◆ **Directions**: Wherever a line holds the word "auch", copy that line out.
[Start of Record list]
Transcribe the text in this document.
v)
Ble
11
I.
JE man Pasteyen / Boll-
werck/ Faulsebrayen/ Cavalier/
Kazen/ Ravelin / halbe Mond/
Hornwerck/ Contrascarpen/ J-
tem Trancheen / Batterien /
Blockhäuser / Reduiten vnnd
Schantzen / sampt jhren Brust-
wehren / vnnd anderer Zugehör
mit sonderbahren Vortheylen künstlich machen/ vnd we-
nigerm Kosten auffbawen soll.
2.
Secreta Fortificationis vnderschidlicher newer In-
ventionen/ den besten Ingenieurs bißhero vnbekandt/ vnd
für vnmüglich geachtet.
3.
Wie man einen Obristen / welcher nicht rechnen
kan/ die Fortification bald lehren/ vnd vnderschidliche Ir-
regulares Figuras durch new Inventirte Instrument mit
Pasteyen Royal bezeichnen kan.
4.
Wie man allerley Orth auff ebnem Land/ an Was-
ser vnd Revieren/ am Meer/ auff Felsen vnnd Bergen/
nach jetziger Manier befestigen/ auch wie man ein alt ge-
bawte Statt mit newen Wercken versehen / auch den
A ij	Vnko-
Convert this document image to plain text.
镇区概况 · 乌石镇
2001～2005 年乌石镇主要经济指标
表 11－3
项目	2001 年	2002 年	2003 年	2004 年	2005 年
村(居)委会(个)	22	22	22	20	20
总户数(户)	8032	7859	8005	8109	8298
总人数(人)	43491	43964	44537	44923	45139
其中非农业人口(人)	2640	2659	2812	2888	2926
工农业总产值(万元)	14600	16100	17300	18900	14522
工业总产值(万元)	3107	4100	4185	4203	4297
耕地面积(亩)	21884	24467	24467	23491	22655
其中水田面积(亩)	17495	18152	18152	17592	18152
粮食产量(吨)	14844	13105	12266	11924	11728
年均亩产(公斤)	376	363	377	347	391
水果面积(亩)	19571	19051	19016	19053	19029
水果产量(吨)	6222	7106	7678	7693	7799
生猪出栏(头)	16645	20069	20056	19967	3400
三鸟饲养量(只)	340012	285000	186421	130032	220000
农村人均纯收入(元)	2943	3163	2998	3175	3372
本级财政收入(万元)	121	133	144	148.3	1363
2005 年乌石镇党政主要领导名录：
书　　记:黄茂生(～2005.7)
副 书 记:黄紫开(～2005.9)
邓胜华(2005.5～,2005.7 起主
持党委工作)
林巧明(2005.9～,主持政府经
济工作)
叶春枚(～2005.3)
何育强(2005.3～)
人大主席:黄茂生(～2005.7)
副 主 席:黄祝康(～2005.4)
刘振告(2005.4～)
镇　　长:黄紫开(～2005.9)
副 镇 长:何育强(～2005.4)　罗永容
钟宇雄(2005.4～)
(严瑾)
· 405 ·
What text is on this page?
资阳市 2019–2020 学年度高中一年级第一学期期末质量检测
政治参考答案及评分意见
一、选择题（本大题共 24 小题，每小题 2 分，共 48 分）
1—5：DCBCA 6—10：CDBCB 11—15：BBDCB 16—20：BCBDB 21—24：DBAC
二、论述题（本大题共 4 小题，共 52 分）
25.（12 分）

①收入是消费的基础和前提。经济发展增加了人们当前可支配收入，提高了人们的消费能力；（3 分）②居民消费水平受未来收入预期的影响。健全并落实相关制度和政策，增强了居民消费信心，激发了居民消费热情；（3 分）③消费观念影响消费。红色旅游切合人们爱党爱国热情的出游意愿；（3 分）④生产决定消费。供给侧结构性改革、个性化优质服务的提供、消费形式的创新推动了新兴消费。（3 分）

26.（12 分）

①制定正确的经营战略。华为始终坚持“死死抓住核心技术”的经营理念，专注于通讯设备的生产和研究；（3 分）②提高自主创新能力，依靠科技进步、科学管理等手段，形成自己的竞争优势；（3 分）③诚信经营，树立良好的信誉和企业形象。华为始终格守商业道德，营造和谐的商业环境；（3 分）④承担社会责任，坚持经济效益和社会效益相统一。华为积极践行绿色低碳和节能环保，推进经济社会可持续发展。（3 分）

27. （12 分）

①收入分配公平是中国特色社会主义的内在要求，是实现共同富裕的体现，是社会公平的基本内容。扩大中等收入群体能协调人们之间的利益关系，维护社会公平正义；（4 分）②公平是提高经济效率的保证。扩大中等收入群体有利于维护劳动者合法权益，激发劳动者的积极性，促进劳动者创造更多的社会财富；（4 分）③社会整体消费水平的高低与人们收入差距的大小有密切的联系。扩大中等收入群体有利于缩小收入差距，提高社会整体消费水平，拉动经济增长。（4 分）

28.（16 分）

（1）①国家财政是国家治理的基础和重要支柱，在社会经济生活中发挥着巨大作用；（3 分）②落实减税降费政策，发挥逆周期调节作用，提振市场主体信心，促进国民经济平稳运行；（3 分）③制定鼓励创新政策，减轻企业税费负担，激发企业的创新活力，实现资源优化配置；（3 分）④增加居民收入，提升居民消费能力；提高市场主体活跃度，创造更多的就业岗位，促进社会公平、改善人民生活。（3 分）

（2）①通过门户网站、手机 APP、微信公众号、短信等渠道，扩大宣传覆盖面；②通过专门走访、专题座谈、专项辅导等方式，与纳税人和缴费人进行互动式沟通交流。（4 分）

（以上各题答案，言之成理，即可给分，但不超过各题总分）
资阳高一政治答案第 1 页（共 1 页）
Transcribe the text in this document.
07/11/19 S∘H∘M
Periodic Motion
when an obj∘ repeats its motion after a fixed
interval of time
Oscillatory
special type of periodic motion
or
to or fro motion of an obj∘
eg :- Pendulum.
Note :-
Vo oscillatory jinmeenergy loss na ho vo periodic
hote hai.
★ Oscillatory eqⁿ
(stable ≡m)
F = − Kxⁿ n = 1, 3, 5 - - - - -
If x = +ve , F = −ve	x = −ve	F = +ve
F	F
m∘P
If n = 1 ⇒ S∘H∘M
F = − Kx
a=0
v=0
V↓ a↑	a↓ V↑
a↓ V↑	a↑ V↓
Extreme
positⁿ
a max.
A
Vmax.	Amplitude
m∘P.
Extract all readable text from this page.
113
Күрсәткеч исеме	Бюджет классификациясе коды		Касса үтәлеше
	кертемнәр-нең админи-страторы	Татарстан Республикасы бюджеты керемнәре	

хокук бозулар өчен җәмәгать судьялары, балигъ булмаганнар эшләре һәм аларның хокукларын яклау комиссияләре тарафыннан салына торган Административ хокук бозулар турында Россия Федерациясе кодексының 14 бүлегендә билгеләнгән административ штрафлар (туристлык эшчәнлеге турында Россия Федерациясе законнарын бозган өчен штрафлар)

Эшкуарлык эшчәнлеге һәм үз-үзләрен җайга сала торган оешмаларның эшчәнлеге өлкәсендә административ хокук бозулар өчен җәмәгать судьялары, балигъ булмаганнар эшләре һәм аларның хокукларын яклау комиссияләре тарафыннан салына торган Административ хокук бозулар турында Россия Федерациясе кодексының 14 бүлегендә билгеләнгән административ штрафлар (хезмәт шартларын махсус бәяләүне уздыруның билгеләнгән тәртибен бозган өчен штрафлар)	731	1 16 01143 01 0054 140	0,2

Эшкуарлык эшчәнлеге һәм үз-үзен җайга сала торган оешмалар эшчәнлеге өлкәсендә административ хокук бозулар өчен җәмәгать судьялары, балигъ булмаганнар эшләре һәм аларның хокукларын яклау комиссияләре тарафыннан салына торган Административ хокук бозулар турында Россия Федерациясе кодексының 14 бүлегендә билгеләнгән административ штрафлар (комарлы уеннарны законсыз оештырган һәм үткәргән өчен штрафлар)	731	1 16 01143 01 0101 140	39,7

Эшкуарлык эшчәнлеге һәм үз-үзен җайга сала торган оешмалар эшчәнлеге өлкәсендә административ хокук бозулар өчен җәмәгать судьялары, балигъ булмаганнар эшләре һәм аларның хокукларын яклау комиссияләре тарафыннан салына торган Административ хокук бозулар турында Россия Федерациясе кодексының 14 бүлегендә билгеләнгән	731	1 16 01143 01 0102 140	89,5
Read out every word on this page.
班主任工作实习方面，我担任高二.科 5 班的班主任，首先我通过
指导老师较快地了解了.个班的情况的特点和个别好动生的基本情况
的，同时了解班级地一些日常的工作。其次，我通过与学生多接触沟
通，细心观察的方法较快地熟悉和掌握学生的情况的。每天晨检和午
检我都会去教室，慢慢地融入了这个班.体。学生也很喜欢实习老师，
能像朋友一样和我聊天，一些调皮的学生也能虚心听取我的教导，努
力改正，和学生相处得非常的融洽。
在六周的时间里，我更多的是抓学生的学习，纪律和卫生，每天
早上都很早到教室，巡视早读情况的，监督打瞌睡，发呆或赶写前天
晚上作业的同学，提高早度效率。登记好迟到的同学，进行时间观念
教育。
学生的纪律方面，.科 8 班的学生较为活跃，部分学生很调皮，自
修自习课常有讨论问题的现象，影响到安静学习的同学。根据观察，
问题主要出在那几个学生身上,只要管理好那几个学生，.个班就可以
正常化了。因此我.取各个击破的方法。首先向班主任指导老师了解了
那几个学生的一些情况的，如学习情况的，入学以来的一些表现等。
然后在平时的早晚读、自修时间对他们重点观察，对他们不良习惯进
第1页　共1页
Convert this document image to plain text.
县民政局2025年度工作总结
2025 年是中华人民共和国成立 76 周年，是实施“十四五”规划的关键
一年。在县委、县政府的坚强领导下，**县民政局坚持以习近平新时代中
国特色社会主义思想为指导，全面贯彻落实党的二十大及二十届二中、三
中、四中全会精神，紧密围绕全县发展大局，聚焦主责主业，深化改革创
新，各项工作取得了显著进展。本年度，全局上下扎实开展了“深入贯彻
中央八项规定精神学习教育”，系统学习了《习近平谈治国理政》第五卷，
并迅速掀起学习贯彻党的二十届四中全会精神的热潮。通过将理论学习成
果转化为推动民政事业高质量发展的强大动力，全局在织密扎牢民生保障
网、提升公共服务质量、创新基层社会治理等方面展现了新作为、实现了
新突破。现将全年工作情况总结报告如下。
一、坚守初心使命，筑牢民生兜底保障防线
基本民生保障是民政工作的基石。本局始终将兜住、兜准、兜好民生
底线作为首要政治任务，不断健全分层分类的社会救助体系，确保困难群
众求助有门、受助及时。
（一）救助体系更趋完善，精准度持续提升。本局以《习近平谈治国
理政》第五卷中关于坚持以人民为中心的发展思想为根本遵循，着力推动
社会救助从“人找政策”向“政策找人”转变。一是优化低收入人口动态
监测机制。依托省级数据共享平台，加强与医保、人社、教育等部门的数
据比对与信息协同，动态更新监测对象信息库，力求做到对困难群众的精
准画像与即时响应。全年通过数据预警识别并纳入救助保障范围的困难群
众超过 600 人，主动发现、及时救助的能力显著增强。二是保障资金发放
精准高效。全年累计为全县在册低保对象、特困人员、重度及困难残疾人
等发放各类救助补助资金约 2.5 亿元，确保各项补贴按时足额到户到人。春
[End of Record list]
◆ **Completed exercise**:
nach jetziger Manier befestigen/ auch wie man ein alt ge-
bawte Statt mit newen Wercken versehen / auch den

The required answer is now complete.